[Begin Supplied records]
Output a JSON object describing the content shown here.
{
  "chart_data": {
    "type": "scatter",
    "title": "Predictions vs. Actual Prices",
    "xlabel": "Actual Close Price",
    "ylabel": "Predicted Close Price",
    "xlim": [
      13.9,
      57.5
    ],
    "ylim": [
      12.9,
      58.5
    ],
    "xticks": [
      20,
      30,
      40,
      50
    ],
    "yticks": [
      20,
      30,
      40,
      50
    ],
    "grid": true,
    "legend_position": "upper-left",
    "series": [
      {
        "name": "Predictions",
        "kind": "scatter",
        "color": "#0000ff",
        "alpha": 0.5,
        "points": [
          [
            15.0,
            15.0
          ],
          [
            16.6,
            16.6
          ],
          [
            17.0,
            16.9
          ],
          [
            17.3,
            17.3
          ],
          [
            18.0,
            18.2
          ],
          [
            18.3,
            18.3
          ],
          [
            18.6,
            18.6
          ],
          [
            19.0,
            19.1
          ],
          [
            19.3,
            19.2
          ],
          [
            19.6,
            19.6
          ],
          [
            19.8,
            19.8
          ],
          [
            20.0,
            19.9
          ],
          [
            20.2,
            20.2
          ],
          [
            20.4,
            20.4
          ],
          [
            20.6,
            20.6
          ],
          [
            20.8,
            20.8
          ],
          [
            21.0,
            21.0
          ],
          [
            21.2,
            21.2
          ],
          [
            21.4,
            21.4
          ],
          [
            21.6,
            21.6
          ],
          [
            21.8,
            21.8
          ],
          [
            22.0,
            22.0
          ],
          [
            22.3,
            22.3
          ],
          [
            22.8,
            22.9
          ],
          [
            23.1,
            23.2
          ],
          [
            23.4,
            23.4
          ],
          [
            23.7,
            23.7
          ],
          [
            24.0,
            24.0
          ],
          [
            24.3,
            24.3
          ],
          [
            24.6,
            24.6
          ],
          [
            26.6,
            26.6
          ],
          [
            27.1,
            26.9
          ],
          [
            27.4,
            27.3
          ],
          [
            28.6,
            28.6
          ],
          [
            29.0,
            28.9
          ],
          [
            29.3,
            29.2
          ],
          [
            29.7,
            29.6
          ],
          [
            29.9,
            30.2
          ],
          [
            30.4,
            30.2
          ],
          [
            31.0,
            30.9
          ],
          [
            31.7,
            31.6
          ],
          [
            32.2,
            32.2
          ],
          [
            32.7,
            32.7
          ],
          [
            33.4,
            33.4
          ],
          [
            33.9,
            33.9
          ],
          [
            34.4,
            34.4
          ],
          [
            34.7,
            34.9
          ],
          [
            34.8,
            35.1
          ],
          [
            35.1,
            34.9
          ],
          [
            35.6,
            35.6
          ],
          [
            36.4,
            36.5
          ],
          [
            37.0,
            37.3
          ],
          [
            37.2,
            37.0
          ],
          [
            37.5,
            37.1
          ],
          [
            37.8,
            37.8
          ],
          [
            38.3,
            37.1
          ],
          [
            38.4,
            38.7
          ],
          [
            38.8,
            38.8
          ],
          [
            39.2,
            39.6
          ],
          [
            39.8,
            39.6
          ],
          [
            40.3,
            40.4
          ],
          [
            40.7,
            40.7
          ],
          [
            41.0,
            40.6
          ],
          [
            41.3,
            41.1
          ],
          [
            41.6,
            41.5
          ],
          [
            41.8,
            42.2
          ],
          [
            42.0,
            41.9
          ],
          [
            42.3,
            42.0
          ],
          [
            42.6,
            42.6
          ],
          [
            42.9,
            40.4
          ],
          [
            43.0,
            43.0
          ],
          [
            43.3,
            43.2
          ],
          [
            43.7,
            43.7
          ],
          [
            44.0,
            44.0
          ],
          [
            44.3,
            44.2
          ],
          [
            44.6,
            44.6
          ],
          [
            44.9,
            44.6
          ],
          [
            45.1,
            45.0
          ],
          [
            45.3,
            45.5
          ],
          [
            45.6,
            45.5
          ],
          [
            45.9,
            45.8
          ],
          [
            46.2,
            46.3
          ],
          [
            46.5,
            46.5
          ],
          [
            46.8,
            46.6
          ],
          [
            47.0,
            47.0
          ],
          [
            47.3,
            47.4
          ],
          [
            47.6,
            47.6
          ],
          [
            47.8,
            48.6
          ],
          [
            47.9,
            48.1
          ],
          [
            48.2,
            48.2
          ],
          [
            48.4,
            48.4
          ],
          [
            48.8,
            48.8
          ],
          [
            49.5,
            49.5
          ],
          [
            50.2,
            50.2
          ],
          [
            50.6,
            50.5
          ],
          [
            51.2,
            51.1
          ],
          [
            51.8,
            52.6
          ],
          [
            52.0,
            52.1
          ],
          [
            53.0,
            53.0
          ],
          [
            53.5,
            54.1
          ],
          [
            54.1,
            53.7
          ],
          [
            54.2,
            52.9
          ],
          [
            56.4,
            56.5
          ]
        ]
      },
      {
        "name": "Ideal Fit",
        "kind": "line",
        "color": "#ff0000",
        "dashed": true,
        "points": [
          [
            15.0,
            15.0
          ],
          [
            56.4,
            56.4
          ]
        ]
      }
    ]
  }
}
[End Supplied records]
• Goal: Extract the whole listing, character for character.

• Exercise response:
Output a JSON object describing the content shown here.
{
  "chart_data": {
    "type": "scatter",
    "title": "Predictions vs. Actual Prices",
    "xlabel": "Actual Close Price",
    "ylabel": "Predicted Close Price",
    "xlim": [
      13.9,
      57.5
    ],
    "ylim": [
      12.9,
      58.5
    ],
    "xticks": [
      20,
      30,
      40,
      50
    ],
    "yticks": [
      20,
      30,
      40,
      50
    ],
    "grid": true,
    "legend_position": "upper-left",
    "series": [
      {
        "name": "Predictions",
        "kind": "scatter",
        "color": "#0000ff",
        "alpha": 0.5,
        "points": [
          [
            15.0,
            15.0
          ],
          [
            16.6,
            16.6
          ],
          [
            17.0,
            16.9
          ],
          [
            17.3,
            17.3
          ],
          [
            18.0,
            18.2
          ],
          [
            18.3,
            18.3
          ],
          [
            18.6,
            18.6
          ],
          [
            19.0,
            19.1
          ],
          [
            19.3,
            19.2
          ],
          [
            19.6,
            19.6
          ],
          [
            19.8,
            19.8
          ],
          [
            20.0,
            19.9
          ],
          [
            20.2,
            20.2
          ],
          [
            20.4,
            20.4
          ],
          [
            20.6,
            20.6
          ],
          [
            20.8,
            20.8
          ],
          [
            21.0,
            21.0
          ],
          [
            21.2,
            21.2
          ],
          [
            21.4,
            21.4
          ],
          [
            21.6,
            21.6
          ],
          [
            21.8,
            21.8
          ],
          [
            22.0,
            22.0
          ],
          [
            22.3,
            22.3
          ],
          [
            22.8,
            22.9
          ],
          [
            23.1,
            23.2
          ],
          [
            23.4,
            23.4
          ],
          [
            23.7,
            23.7
          ],
          [
            24.0,
            24.0
          ],
          [
            24.3,
            24.3
          ],
          [
            24.6,
            24.6
          ],
          [
            26.6,
            26.6
          ],
          [
            27.1,
            26.9
          ],
          [
            27.4,
            27.3
          ],
          [
            28.6,
            28.6
          ],
          [
            29.0,
            28.9
          ],
          [
            29.3,
            29.2
          ],
          [
            29.7,
            29.6
          ],
          [
            29.9,
            30.2
          ],
          [
            30.4,
            30.2
          ],
          [
            31.0,
            30.9
          ],
          [
            31.7,
            31.6
          ],
          [
            32.2,
            32.2
          ],
          [
            32.7,
            32.7
          ],
          [
            33.4,
            33.4
          ],
          [
            33.9,
            33.9
          ],
          [
            34.4,
            34.4
          ],
          [
            34.7,
            34.9
          ],
          [
            34.8,
            35.1
          ],
          [
            35.1,
            34.9
          ],
          [
            35.6,
            35.6
          ],
          [
            36.4,
            36.5
          ],
          [
            37.0,
            37.3
          ],
          [
            37.2,
            37.0
          ],
          [
            37.5,
            37.1
          ],
          [
            37.8,
            37.8
          ],
          [
            38.3,
            37.1
          ],
          [
            38.4,
            38.7
          ],
          [
            38.8,
            38.8
          ],
          [
            39.2,
            39.6
          ],
          [
            39.8,
            39.6
          ],
          [
            40.3,
            40.4
          ],
          [
            40.7,
            40.7
          ],
          [
            41.0,
            40.6
          ],
          [
            41.3,
            41.1
          ],
          [
            41.6,
            41.5
          ],
          [
            41.8,
            42.2
          ],
          [
            42.0,
            41.9
          ],
          [
            42.3,
            42.0
          ],
          [
            42.6,
            42.6
          ],
          [
            42.9,
            40.4
          ],
          [
            43.0,
            43.0
          ],
          [
            43.3,
            43.2
          ],
          [
            43.7,
            43.7
          ],
          [
            44.0,
            44.0
          ],
          [
            44.3,
            44.2
          ],
          [
            44.6,
            44.6
          ],
          [
            44.9,
            44.6
          ],
          [
            45.1,
            45.0
          ],
          [
            45.3,
            45.5
          ],
          [
            45.6,
            45.5
          ],
          [
            45.9,
            45.8
          ],
          [
            46.2,
            46.3
          ],
          [
            46.5,
            46.5
          ],
          [
            46.8,
            46.6
          ],
          [
            47.0,
            47.0
          ],
          [
            47.3,
            47.4
          ],
          [
            47.6,
            47.6
          ],
          [
            47.8,
            48.6
          ],
          [
            47.9,
            48.1
          ],
          [
            48.2,
            48.2
          ],
          [
            48.4,
            48.4
          ],
          [
            48.8,
            48.8
          ],
          [
            49.5,
            49.5
          ],
          [
            50.2,
            50.2
          ],
          [
            50.6,
            50.5
          ],
          [
            51.2,
            51.1
          ],
          [
            51.8,
            52.6
          ],
          [
            52.0,
            52.1
          ],
          [
            53.0,
            53.0
          ],
          [
            53.5,
            54.1
          ],
          [
            54.1,
            53.7
          ],
          [
            54.2,
            52.9
          ],
          [
            56.4,
            56.5
          ]
        ]
      },
      {
        "name": "Ideal Fit",
        "kind": "line",
        "color": "#ff0000",
        "dashed": true,
        "points": [
          [
            15.0,
            15.0
          ],
          [
            56.4,
            56.4
          ]
        ]
      }
    ]
  }
}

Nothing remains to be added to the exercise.